[start Dataset excerpts]

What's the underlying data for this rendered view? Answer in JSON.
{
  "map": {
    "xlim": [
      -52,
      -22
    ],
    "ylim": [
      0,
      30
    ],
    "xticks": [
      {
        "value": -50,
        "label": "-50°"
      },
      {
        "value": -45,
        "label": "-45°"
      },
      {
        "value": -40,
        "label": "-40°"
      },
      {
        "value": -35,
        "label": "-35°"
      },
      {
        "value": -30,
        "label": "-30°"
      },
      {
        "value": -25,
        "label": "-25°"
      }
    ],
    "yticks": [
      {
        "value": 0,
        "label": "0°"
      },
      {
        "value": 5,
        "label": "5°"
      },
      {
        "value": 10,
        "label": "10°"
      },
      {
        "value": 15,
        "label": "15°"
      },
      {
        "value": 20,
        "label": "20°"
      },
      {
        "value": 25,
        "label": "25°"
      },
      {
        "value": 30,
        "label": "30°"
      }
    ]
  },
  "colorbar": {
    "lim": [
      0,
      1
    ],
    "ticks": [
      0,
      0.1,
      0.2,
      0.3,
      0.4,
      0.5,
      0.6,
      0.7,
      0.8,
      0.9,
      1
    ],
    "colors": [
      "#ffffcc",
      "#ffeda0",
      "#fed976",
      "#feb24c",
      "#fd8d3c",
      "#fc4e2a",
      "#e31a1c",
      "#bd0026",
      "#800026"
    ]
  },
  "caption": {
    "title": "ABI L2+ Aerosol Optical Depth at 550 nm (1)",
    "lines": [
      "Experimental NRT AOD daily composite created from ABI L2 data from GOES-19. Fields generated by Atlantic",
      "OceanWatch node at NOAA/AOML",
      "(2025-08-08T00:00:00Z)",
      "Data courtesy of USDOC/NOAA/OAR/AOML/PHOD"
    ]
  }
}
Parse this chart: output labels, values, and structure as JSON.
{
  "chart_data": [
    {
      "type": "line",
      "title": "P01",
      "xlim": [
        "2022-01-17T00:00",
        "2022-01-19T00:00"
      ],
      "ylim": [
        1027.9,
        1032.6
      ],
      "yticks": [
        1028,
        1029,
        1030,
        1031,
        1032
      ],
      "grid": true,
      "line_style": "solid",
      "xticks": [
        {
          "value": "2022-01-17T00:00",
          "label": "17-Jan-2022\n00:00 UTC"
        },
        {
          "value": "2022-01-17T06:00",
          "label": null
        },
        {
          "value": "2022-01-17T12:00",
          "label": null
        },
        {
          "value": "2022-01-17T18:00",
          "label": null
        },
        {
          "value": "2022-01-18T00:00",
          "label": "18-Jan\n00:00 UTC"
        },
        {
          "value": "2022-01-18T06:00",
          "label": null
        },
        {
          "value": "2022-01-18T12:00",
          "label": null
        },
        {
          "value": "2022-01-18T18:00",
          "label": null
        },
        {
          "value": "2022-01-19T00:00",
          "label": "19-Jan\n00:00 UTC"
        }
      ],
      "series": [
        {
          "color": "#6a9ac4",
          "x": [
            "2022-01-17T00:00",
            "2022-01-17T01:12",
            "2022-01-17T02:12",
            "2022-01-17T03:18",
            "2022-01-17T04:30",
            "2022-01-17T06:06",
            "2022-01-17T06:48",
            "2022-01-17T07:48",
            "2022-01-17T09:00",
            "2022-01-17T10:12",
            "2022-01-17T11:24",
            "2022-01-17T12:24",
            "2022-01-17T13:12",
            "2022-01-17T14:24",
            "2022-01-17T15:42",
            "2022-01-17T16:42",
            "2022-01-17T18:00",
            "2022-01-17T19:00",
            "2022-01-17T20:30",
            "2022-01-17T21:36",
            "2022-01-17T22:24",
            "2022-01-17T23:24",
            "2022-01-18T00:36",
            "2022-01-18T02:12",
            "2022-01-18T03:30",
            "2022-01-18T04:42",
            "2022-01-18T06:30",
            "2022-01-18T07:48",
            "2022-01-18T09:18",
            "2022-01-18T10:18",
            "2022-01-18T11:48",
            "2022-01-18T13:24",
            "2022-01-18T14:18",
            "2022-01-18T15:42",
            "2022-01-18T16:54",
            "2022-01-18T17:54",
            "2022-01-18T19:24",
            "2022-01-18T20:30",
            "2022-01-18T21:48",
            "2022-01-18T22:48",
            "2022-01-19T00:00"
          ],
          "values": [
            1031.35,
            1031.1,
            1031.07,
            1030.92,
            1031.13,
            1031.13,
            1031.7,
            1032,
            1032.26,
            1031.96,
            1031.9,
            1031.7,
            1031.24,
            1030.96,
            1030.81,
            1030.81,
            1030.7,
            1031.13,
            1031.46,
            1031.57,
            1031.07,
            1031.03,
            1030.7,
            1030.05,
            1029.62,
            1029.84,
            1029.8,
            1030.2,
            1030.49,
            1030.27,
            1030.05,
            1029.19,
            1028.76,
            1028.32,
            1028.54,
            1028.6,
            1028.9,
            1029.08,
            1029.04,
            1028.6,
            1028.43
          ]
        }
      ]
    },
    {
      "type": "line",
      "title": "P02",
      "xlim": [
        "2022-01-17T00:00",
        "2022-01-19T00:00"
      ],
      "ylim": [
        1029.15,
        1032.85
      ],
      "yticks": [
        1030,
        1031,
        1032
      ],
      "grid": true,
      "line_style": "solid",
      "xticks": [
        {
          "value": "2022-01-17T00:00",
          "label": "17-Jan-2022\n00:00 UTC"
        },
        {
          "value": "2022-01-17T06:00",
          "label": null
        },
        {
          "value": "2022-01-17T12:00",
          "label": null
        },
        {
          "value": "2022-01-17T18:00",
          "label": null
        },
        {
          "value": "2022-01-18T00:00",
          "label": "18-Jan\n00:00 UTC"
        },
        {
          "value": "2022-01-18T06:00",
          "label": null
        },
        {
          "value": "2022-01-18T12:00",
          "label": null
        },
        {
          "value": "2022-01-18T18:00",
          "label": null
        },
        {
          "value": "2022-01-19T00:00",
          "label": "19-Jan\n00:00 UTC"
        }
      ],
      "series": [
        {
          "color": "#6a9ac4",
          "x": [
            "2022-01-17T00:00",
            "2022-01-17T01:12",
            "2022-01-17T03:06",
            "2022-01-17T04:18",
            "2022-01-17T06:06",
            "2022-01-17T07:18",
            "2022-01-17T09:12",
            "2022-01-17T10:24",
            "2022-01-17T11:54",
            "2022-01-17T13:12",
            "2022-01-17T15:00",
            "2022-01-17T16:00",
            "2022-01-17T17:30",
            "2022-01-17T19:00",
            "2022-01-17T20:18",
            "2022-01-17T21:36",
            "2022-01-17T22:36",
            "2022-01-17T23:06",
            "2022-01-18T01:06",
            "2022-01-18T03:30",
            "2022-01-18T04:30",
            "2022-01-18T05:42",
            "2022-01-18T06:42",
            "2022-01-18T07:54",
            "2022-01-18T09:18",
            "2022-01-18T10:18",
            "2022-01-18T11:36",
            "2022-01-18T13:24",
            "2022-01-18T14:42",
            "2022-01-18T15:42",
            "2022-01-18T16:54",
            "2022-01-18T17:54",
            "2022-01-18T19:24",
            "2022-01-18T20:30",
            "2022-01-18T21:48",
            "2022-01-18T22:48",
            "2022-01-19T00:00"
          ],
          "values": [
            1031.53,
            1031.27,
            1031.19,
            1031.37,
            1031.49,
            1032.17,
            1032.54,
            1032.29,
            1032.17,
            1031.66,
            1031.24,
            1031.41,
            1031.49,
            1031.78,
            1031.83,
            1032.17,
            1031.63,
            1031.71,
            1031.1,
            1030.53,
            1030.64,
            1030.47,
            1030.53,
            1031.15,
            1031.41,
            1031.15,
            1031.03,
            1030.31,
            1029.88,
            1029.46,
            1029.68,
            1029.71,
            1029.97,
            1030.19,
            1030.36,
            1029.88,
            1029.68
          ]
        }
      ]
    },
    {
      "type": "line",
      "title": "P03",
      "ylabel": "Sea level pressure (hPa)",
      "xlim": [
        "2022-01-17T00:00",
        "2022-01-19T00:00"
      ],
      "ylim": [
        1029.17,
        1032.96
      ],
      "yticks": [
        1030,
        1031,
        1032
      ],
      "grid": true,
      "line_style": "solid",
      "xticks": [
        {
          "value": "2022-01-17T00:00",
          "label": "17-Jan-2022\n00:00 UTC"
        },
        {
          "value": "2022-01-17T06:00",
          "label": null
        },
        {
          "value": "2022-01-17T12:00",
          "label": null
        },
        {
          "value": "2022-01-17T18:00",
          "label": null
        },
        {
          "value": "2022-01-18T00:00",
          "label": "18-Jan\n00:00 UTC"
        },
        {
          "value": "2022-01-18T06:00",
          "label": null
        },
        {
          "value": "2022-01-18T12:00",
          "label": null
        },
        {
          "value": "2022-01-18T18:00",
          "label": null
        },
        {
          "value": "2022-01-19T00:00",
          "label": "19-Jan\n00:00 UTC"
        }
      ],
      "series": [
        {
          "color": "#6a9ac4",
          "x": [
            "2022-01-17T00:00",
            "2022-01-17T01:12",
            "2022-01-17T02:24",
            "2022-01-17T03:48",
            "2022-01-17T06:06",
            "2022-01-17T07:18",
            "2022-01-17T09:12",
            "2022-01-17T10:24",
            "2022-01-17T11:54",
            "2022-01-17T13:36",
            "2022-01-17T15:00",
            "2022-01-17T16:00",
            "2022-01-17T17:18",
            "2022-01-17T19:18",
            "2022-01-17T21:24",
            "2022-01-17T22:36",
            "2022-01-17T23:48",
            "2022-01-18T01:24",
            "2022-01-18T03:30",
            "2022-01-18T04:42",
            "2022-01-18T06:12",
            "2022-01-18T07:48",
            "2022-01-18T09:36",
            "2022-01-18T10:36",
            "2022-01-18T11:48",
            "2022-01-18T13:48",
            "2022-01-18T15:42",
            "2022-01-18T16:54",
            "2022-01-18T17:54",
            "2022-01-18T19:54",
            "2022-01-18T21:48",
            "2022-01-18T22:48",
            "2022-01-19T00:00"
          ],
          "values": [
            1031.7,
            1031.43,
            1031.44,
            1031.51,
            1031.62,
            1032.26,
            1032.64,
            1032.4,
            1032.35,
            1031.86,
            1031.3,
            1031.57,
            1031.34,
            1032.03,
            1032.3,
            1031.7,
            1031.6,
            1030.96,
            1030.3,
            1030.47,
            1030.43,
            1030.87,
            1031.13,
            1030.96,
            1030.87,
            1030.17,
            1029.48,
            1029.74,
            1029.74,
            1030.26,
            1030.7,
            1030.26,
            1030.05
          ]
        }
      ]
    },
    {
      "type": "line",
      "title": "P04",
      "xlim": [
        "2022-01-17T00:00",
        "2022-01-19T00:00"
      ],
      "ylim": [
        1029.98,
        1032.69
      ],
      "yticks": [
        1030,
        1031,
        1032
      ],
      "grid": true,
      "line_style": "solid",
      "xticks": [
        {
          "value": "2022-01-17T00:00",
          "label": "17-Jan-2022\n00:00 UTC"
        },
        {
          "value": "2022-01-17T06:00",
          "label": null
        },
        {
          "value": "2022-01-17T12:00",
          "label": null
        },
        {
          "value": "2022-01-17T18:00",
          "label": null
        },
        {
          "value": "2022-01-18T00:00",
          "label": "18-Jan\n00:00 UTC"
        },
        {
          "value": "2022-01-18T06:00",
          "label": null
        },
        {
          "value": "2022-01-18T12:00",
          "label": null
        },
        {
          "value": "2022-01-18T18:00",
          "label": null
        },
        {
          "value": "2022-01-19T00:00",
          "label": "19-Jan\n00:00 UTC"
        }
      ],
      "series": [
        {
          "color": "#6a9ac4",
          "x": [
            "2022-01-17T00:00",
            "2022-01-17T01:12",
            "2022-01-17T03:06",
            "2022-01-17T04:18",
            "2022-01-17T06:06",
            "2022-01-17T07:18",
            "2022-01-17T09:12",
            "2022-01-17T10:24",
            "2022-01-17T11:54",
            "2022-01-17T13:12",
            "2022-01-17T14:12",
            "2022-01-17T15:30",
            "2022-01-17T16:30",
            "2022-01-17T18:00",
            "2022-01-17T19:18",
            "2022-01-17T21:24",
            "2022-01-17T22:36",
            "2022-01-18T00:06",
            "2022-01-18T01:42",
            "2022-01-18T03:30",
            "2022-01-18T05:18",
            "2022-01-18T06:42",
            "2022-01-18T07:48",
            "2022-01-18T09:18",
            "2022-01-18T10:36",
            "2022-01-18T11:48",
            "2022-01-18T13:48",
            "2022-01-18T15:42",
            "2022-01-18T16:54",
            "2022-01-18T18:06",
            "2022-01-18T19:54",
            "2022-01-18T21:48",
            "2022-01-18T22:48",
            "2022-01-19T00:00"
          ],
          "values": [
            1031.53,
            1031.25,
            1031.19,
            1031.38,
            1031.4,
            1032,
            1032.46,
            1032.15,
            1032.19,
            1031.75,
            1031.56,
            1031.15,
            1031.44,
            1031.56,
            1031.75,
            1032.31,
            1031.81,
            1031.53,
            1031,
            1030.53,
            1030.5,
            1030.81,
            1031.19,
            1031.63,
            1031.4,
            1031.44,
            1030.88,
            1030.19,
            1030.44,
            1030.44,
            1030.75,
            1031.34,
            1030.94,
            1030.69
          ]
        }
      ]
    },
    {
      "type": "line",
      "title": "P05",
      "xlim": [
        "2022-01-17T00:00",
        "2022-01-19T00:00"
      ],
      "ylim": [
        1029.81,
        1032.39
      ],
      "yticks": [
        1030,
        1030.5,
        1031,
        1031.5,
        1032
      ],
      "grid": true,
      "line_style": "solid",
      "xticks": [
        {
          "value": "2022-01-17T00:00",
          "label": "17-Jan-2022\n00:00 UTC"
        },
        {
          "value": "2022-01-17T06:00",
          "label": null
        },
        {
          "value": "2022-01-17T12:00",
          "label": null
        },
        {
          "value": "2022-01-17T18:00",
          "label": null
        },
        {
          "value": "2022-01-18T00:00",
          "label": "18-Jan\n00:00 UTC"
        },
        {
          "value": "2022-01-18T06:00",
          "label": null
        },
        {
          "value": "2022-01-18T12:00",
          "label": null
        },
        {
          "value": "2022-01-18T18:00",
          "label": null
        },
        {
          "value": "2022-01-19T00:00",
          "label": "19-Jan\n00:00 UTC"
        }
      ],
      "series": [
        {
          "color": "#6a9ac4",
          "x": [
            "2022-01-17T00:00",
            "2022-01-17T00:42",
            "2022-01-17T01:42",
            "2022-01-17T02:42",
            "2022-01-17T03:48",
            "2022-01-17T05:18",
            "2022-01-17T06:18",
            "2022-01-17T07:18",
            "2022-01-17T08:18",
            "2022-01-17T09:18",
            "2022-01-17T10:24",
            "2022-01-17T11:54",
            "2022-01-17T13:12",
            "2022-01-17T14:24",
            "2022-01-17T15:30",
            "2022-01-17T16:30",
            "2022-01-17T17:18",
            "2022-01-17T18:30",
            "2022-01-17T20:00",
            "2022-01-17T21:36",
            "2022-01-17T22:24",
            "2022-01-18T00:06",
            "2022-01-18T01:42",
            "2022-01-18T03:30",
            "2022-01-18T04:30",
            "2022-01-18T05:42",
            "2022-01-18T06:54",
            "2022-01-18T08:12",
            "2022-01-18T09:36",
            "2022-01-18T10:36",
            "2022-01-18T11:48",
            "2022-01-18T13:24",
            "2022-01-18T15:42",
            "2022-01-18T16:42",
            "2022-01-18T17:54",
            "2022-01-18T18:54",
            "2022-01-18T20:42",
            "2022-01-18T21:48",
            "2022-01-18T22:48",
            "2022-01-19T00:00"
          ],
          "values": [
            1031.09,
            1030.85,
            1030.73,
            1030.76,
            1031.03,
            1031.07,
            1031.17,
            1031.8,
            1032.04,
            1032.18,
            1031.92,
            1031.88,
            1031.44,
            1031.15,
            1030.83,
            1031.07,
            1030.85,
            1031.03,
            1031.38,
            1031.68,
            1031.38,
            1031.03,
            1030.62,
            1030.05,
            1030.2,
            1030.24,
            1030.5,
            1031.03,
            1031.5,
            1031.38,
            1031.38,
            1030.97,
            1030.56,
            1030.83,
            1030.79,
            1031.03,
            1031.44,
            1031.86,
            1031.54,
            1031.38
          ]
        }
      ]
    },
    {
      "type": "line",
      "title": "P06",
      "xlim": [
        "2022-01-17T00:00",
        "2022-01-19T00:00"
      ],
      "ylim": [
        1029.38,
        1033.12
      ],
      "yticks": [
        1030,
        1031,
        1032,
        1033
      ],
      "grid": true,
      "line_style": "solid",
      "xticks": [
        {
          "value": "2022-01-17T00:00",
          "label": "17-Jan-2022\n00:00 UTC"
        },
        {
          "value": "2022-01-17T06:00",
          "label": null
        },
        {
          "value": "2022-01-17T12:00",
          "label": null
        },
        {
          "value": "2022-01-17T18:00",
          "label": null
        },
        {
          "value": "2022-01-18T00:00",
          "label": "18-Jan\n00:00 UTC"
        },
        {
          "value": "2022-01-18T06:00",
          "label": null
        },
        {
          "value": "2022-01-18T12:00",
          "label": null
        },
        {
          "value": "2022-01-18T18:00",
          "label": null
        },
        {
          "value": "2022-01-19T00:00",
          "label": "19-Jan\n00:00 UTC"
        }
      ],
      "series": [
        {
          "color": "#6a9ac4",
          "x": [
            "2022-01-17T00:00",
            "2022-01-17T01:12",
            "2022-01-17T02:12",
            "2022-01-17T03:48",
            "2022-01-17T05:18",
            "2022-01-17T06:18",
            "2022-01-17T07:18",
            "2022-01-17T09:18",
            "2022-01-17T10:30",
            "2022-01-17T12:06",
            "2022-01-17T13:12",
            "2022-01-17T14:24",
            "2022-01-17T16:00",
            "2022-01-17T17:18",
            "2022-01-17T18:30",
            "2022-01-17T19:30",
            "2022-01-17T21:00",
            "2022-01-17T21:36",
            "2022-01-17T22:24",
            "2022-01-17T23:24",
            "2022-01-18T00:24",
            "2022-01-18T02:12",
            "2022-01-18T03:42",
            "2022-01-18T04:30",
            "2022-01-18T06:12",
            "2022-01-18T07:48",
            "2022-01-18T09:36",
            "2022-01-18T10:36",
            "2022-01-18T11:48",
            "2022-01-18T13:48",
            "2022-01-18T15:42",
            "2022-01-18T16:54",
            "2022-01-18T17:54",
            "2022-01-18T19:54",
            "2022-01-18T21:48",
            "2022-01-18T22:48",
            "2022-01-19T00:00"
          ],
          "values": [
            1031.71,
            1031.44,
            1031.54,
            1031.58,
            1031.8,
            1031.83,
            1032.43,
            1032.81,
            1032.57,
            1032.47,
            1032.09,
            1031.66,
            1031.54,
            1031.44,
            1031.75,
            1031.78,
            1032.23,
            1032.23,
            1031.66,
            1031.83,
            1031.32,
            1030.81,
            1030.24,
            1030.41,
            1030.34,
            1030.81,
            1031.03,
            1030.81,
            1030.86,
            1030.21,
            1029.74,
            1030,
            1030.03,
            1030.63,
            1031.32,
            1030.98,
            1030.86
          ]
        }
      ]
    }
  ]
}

[end Dataset excerpts]

** Instructions to follow **
Show each line in the entries that holds the string "this".

** Correct answer **
What's the underlying data for this rendered view? Answer in JSON.
Parse this chart: output labels, values, and structure as JSON.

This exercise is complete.